#### Problem requirements
Format each line of the records below as a JSON list of strings, with one string per line and no blank lines.

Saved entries
============

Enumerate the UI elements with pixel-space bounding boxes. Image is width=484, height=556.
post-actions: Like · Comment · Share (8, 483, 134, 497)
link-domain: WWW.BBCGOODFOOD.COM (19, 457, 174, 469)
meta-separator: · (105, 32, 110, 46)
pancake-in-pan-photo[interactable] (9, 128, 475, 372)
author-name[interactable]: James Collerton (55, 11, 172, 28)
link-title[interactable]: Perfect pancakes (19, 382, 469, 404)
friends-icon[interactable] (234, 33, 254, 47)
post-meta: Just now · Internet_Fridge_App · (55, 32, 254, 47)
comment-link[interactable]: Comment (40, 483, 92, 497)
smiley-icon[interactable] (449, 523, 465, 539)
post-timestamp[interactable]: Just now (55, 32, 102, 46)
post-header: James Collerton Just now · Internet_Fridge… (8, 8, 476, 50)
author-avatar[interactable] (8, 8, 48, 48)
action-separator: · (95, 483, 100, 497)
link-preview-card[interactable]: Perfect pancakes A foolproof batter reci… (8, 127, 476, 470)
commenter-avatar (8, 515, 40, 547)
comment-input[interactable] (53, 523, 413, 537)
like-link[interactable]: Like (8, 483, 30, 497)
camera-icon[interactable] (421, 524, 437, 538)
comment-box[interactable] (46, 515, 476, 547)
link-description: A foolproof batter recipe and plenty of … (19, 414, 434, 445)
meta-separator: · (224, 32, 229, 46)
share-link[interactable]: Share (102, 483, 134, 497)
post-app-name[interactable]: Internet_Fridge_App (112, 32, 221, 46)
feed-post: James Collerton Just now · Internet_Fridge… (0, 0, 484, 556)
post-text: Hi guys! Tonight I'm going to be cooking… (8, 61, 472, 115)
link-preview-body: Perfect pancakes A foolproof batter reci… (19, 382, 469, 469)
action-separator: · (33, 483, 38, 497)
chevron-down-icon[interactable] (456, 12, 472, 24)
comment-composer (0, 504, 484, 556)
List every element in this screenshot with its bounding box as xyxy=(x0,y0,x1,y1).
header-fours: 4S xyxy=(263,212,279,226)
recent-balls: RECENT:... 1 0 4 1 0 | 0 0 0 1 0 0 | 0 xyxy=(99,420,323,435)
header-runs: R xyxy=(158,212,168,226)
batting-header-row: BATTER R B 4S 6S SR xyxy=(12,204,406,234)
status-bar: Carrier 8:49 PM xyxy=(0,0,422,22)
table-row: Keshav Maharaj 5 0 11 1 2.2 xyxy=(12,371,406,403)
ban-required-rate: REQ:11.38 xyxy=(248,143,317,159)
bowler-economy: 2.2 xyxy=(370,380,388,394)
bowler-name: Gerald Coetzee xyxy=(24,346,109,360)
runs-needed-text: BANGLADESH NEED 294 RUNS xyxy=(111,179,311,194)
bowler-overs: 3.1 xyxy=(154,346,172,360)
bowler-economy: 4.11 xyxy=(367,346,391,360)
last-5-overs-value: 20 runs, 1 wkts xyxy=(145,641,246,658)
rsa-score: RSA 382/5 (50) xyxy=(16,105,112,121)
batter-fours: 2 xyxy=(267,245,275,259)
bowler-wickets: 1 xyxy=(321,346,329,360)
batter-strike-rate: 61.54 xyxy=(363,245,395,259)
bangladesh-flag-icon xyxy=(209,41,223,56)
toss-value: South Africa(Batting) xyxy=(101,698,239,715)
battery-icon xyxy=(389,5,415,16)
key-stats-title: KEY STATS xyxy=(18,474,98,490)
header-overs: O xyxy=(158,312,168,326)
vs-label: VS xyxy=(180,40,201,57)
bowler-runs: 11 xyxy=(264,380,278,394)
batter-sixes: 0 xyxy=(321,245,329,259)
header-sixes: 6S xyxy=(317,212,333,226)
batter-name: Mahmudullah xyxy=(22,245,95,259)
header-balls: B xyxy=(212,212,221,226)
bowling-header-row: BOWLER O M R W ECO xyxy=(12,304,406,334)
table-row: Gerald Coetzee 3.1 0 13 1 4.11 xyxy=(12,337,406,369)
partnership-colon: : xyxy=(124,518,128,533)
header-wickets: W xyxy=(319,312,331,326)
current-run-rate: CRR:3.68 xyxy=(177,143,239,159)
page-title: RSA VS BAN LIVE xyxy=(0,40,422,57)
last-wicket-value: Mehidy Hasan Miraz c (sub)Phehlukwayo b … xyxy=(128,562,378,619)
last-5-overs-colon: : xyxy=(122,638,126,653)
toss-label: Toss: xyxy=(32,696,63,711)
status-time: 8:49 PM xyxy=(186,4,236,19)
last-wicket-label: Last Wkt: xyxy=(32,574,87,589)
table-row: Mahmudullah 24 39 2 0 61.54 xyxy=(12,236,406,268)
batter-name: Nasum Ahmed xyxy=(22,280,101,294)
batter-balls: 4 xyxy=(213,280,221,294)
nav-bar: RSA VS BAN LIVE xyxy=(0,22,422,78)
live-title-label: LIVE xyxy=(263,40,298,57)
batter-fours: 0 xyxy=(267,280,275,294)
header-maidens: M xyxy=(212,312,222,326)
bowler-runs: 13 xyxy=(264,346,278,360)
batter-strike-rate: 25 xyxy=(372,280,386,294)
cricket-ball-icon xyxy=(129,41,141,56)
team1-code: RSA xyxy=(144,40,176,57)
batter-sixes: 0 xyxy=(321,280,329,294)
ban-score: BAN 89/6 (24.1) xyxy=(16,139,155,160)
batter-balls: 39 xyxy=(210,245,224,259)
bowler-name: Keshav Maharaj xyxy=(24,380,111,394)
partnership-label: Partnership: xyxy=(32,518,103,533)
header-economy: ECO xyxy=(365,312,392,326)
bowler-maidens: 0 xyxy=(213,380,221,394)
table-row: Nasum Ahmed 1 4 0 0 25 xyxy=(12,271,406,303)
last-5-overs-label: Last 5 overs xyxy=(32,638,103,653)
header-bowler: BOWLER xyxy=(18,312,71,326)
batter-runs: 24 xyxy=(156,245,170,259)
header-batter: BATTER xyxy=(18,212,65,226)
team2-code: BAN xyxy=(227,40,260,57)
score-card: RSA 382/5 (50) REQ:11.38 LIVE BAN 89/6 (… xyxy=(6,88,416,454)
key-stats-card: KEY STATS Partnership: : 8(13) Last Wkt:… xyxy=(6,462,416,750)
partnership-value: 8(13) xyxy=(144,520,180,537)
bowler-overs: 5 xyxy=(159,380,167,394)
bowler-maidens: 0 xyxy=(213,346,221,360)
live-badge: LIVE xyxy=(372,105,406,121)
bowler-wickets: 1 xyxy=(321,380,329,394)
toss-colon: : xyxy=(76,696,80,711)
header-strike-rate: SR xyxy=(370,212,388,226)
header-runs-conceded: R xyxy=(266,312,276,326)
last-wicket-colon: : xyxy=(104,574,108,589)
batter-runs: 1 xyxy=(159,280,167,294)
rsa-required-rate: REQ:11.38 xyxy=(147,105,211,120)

============

#### Exercise solution
[
  "Enumerate the UI elements with pixel-space bounding boxes. Image is width=484, height=556.",
  "post-actions: Like · Comment · Share (8, 483, 134, 497)",
  "link-domain: WWW.BBCGOODFOOD.COM (19, 457, 174, 469)",
  "meta-separator: · (105, 32, 110, 46)",
  "pancake-in-pan-photo[interactable] (9, 128, 475, 372)",
  "author-name[interactable]: James Collerton (55, 11, 172, 28)",
  "link-title[interactable]: Perfect pancakes (19, 382, 469, 404)",
  "friends-icon[interactable] (234, 33, 254, 47)",
  "post-meta: Just now · Internet_Fridge_App · (55, 32, 254, 47)",
  "comment-link[interactable]: Comment (40, 483, 92, 497)",
  "smiley-icon[interactable] (449, 523, 465, 539)",
  "post-timestamp[interactable]: Just now (55, 32, 102, 46)",
  "post-header: James Collerton Just now · Internet_Fridge… (8, 8, 476, 50)",
  "author-avatar[interactable] (8, 8, 48, 48)",
  "action-separator: · (95, 483, 100, 497)",
  "link-preview-card[interactable]: Perfect pancakes A foolproof batter reci… (8, 127, 476, 470)",
  "commenter-avatar (8, 515, 40, 547)",
  "comment-input[interactable] (53, 523, 413, 537)",
  "like-link[interactable]: Like (8, 483, 30, 497)",
  "camera-icon[interactable] (421, 524, 437, 538)",
  "comment-box[interactable] (46, 515, 476, 547)",
  "link-description: A foolproof batter recipe and plenty of … (19, 414, 434, 445)",
  "meta-separator: · (224, 32, 229, 46)",
  "share-link[interactable]: Share (102, 483, 134, 497)",
  "post-app-name[interactable]: Internet_Fridge_App (112, 32, 221, 46)",
  "feed-post: James Collerton Just now · Internet_Fridge… (0, 0, 484, 556)",
  "post-text: Hi guys! Tonight I'm going to be cooking… (8, 61, 472, 115)",
  "link-preview-body: Perfect pancakes A foolproof batter reci… (19, 382, 469, 469)",
  "action-separator: · (33, 483, 38, 497)",
  "chevron-down-icon[interactable] (456, 12, 472, 24)",
  "comment-composer (0, 504, 484, 556)",
  "List every element in this screenshot with its bounding box as xyxy=(x0,y0,x1,y1).",
  "header-fours: 4S xyxy=(263,212,279,226)",
  "recent-balls: RECENT:... 1 0 4 1 0 | 0 0 0 1 0 0 | 0 xyxy=(99,420,323,435)",
  "header-runs: R xyxy=(158,212,168,226)",
  "batting-header-row: BATTER R B 4S 6S SR xyxy=(12,204,406,234)",
  "status-bar: Carrier 8:49 PM xyxy=(0,0,422,22)",
  "table-row: Keshav Maharaj 5 0 11 1 2.2 xyxy=(12,371,406,403)",
  "ban-required-rate: REQ:11.38 xyxy=(248,143,317,159)",
  "bowler-economy: 2.2 xyxy=(370,380,388,394)",
  "bowler-name: Gerald Coetzee xyxy=(24,346,109,360)",
  "runs-needed-text: BANGLADESH NEED 294 RUNS xyxy=(111,179,311,194)",
  "bowler-overs: 3.1 xyxy=(154,346,172,360)",
  "bowler-economy: 4.11 xyxy=(367,346,391,360)",
  "last-5-overs-value: 20 runs, 1 wkts xyxy=(145,641,246,658)",
  "rsa-score: RSA 382/5 (50) xyxy=(16,105,112,121)",
  "batter-fours: 2 xyxy=(267,245,275,259)",
  "bowler-wickets: 1 xyxy=(321,346,329,360)",
  "batter-strike-rate: 61.54 xyxy=(363,245,395,259)",
  "bangladesh-flag-icon xyxy=(209,41,223,56)",
  "toss-value: South Africa(Batting) xyxy=(101,698,239,715)",
  "battery-icon xyxy=(389,5,415,16)",
  "key-stats-title: KEY STATS xyxy=(18,474,98,490)",
  "header-overs: O xyxy=(158,312,168,326)",
  "vs-label: VS xyxy=(180,40,201,57)",
  "bowler-runs: 11 xyxy=(264,380,278,394)",
  "batter-sixes: 0 xyxy=(321,245,329,259)",
  "header-sixes: 6S xyxy=(317,212,333,226)",
  "batter-name: Mahmudullah xyxy=(22,245,95,259)",
  "header-balls: B xyxy=(212,212,221,226)",
  "bowling-header-row: BOWLER O M R W ECO xyxy=(12,304,406,334)",
  "table-row: Gerald Coetzee 3.1 0 13 1 4.11 xyxy=(12,337,406,369)",
  "partnership-colon: : xyxy=(124,518,128,533)",
  "header-wickets: W xyxy=(319,312,331,326)",
  "current-run-rate: CRR:3.68 xyxy=(177,143,239,159)",
  "page-title: RSA VS BAN LIVE xyxy=(0,40,422,57)",
  "last-wicket-value: Mehidy Hasan Miraz c (sub)Phehlukwayo b … xyxy=(128,562,378,619)",
  "last-5-overs-colon: : xyxy=(122,638,126,653)",
  "toss-label: Toss: xyxy=(32,696,63,711)",
  "status-time: 8:49 PM xyxy=(186,4,236,19)",
  "last-wicket-label: Last Wkt: xyxy=(32,574,87,589)",
  "table-row: Mahmudullah 24 39 2 0 61.54 xyxy=(12,236,406,268)",
  "batter-name: Nasum Ahmed xyxy=(22,280,101,294)",
  "batter-balls: 4 xyxy=(213,280,221,294)",
  "nav-bar: RSA VS BAN LIVE xyxy=(0,22,422,78)",
  "live-title-label: LIVE xyxy=(263,40,298,57)",
  "batter-fours: 0 xyxy=(267,280,275,294)",
  "header-maidens: M xyxy=(212,312,222,326)",
  "bowler-runs: 13 xyxy=(264,346,278,360)",
  "batter-strike-rate: 25 xyxy=(372,280,386,294)",
  "cricket-ball-icon xyxy=(129,41,141,56)",
  "team1-code: RSA xyxy=(144,40,176,57)",
  "batter-sixes: 0 xyxy=(321,280,329,294)",
  "ban-score: BAN 89/6 (24.1) xyxy=(16,139,155,160)",
  "batter-balls: 39 xyxy=(210,245,224,259)",
  "bowler-name: Keshav Maharaj xyxy=(24,380,111,394)",
  "partnership-label: Partnership: xyxy=(32,518,103,533)",
  "header-economy: ECO xyxy=(365,312,392,326)",
  "bowler-maidens: 0 xyxy=(213,380,221,394)",
  "table-row: Nasum Ahmed 1 4 0 0 25 xyxy=(12,271,406,303)",
  "last-5-overs-label: Last 5 overs xyxy=(32,638,103,653)",
  "header-bowler: BOWLER xyxy=(18,312,71,326)",
  "batter-runs: 24 xyxy=(156,245,170,259)",
  "header-batter: BATTER xyxy=(18,212,65,226)",
  "team2-code: BAN xyxy=(227,40,260,57)",
  "score-card: RSA 382/5 (50) REQ:11.38 LIVE BAN 89/6 (… xyxy=(6,88,416,454)",
  "key-stats-card: KEY STATS Partnership: : 8(13) Last Wkt:… xyxy=(6,462,416,750)",
  "partnership-value: 8(13) xyxy=(144,520,180,537)",
  "bowler-overs: 5 xyxy=(159,380,167,394)",
  "bowler-maidens: 0 xyxy=(213,346,221,360)",
  "live-badge: LIVE xyxy=(372,105,406,121)",
  "bowler-wickets: 1 xyxy=(321,380,329,394)",
  "toss-colon: : xyxy=(76,696,80,711)",
  "header-strike-rate: SR xyxy=(370,212,388,226)",
  "header-runs-conceded: R xyxy=(266,312,276,326)",
  "last-wicket-colon: : xyxy=(104,574,108,589)",
  "batter-runs: 1 xyxy=(159,280,167,294)",
  "rsa-required-rate: REQ:11.38 xyxy=(147,105,211,120)"
]